* START ENTRIES SUPPLIED *
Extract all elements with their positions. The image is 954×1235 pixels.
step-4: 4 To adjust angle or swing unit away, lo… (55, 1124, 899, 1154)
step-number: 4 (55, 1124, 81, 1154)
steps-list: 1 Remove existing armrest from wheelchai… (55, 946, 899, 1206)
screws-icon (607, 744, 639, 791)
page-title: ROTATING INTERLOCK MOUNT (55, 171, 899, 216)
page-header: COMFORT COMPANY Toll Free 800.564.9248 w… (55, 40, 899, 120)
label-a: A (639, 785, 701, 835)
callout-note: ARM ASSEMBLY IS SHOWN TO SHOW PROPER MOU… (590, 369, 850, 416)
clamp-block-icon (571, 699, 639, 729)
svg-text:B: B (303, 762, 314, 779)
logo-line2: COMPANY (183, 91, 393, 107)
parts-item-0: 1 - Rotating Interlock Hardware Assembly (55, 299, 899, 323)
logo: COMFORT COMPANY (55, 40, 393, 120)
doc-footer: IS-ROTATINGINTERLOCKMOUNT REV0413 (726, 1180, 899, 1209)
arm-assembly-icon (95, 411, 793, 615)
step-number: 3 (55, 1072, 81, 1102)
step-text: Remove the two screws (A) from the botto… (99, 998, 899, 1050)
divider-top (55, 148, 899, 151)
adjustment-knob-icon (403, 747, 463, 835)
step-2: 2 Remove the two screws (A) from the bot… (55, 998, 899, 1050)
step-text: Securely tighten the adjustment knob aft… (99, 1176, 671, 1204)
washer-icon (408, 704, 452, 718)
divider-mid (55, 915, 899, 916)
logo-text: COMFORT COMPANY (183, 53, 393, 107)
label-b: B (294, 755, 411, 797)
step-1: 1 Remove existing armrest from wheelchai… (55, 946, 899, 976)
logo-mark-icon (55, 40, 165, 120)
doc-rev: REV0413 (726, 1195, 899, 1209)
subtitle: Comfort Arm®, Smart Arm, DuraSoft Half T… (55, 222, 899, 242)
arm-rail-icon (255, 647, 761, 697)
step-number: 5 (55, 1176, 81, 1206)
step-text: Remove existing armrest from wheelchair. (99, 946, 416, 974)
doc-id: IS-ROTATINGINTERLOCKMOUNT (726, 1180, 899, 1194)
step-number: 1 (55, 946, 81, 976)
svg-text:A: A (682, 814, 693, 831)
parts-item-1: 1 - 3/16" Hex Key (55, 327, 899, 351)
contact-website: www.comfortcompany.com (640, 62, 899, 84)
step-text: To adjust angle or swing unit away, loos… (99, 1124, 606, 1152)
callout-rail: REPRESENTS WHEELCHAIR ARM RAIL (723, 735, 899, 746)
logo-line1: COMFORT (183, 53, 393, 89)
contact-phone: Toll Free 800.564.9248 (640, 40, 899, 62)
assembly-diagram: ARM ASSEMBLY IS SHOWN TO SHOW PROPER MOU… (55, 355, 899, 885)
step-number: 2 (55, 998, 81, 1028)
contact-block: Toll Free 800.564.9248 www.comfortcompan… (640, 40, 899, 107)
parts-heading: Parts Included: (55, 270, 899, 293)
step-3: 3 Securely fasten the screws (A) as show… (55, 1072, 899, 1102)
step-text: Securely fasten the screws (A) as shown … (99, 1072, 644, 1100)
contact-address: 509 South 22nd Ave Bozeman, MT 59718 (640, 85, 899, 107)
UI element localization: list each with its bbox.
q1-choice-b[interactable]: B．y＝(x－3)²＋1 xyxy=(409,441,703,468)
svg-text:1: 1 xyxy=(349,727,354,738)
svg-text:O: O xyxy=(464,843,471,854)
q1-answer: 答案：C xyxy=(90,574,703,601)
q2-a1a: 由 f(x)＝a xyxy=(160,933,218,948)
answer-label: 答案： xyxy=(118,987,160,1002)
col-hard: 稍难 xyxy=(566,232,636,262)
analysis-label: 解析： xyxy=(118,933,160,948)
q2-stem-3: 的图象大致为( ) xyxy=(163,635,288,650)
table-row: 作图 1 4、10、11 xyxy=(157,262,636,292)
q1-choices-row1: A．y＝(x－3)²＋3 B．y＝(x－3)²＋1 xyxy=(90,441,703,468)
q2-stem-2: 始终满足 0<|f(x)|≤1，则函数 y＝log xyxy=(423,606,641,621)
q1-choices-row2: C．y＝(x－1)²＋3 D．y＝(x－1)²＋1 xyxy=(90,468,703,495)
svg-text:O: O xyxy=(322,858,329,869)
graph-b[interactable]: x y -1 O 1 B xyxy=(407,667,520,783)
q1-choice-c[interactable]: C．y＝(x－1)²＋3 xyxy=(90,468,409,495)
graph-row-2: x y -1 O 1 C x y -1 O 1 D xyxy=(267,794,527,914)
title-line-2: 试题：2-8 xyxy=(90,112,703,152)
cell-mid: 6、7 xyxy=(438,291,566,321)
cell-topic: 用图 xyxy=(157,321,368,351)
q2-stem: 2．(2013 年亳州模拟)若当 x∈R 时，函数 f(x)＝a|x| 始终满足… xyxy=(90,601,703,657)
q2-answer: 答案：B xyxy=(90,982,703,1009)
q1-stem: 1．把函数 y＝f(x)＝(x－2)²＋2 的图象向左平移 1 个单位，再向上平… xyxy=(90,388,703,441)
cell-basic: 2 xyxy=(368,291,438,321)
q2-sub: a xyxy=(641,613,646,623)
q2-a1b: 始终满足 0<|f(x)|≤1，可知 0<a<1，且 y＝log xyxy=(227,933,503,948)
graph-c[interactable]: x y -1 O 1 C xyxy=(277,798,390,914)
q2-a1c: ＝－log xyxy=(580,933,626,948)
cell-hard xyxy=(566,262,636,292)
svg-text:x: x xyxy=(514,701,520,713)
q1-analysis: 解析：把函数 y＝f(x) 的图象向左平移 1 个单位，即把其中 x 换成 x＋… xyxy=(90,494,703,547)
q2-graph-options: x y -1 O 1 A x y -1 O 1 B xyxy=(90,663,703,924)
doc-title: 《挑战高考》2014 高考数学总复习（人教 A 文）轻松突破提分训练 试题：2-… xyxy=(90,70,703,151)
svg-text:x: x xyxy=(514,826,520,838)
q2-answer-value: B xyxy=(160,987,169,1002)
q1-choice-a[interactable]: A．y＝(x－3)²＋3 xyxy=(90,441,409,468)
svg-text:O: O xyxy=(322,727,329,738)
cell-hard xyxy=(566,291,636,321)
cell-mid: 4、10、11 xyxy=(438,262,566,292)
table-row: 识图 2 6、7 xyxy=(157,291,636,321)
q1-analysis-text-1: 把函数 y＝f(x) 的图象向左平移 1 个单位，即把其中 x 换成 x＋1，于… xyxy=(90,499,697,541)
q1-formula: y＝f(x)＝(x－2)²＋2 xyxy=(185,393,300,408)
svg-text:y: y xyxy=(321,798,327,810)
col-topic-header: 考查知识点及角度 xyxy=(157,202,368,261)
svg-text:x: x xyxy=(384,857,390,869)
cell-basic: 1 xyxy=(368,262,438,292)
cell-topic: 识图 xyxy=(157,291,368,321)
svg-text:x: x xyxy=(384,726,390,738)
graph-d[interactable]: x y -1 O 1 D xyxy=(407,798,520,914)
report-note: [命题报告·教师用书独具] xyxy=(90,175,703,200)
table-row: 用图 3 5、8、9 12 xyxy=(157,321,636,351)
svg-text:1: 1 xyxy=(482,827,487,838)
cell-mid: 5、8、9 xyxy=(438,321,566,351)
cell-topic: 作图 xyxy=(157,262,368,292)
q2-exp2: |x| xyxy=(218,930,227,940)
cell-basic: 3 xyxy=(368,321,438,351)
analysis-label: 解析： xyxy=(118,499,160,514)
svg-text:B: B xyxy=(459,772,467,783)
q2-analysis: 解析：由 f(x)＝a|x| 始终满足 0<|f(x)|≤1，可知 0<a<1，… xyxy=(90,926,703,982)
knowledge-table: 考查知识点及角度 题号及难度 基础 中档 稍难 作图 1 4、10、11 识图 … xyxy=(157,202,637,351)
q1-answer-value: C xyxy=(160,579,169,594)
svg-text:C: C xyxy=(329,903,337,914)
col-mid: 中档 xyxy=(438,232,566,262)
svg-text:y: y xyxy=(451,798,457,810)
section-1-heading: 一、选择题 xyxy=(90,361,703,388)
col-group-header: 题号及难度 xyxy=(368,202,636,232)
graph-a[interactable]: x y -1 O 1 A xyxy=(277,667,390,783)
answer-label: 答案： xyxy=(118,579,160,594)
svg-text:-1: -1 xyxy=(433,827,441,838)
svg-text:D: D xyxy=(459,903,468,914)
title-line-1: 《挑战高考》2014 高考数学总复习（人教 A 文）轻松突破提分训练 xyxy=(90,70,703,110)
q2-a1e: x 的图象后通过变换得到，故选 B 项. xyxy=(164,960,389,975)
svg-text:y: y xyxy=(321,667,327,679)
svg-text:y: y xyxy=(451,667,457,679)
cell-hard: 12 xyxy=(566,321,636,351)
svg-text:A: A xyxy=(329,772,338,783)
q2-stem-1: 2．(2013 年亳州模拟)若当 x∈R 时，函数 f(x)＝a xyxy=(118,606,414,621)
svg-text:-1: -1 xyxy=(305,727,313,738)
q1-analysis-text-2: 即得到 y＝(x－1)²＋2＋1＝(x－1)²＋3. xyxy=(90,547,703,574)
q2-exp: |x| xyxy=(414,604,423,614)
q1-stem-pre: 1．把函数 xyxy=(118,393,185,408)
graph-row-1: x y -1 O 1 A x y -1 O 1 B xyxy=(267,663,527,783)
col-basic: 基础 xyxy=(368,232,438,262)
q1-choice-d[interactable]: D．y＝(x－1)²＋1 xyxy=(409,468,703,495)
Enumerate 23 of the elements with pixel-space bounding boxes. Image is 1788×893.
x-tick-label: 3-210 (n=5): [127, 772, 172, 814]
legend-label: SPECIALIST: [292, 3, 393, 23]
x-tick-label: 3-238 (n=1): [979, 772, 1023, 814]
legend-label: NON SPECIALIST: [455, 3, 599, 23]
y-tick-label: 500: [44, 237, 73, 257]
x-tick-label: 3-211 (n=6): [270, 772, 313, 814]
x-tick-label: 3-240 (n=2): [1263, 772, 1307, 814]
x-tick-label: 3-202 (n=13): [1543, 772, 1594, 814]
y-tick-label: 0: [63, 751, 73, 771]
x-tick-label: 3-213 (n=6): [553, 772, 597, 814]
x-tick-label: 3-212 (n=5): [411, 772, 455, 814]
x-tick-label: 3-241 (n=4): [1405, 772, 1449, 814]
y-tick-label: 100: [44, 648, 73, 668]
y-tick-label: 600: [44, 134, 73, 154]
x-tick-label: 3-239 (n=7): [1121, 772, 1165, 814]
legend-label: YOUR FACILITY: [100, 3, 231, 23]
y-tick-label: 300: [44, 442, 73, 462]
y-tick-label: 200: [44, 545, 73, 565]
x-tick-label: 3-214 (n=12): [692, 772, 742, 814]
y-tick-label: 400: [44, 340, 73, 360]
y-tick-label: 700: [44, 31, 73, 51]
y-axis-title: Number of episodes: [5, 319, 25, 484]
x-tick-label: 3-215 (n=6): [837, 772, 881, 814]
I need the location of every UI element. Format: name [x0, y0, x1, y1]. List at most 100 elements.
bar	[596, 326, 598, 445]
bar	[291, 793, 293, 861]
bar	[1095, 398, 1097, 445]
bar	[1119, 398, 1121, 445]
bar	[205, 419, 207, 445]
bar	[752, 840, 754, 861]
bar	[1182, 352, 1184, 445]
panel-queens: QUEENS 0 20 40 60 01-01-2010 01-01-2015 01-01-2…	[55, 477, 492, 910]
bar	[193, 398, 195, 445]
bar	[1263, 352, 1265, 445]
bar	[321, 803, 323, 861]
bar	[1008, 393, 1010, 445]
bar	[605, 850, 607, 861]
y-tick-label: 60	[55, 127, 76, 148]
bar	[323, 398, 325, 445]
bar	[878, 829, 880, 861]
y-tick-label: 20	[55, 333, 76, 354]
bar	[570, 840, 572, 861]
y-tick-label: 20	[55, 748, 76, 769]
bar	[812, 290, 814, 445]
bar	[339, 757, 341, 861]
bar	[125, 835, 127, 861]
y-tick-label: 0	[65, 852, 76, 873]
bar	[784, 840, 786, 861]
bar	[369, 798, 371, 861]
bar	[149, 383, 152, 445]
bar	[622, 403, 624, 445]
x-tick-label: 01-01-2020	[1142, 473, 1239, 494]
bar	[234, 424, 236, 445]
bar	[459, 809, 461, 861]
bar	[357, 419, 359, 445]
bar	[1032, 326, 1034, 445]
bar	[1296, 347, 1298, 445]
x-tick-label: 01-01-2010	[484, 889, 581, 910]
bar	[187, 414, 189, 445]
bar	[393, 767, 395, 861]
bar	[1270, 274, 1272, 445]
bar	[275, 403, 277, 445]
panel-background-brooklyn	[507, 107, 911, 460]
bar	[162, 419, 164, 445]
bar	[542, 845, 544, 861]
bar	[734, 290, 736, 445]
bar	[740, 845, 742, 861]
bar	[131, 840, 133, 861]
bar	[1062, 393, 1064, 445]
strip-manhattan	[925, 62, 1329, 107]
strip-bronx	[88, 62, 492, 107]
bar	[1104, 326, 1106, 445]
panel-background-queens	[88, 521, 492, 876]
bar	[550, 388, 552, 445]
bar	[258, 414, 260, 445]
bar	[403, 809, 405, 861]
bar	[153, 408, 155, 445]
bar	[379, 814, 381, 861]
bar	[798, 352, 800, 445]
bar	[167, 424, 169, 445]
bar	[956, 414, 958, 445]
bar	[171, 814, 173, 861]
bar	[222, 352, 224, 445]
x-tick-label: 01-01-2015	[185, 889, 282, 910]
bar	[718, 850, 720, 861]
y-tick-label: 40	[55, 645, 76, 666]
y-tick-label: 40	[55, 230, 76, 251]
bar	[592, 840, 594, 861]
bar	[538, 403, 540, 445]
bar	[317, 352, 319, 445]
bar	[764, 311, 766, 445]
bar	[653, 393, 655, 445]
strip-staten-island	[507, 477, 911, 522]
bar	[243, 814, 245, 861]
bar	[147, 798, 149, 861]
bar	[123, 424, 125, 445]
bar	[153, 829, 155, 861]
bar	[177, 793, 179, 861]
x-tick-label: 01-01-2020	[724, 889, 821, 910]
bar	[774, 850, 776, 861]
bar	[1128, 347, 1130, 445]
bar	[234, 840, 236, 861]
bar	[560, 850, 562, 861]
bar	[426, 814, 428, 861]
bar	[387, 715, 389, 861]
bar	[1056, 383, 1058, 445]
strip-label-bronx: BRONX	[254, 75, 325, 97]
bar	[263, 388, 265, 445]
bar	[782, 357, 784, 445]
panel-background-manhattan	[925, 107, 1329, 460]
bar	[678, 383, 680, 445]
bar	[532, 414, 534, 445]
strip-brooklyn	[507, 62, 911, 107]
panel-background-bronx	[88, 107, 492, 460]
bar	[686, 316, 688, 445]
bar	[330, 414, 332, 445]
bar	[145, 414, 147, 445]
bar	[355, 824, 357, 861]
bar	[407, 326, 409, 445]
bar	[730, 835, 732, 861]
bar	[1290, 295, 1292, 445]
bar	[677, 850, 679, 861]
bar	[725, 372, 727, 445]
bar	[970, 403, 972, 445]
* END ENTRIES SUPPLIED *
*STATED TASK*. Return the entries word for word, from the very first line through the line that contains "screws-icon (607, 744, 639, 791)", including both of those lines.

*FINAL RESULT*.
Extract all elements with their positions. The image is 954×1235 pixels.
step-4: 4 To adjust angle or swing unit away, lo… (55, 1124, 899, 1154)
step-number: 4 (55, 1124, 81, 1154)
steps-list: 1 Remove existing armrest from wheelchai… (55, 946, 899, 1206)
screws-icon (607, 744, 639, 791)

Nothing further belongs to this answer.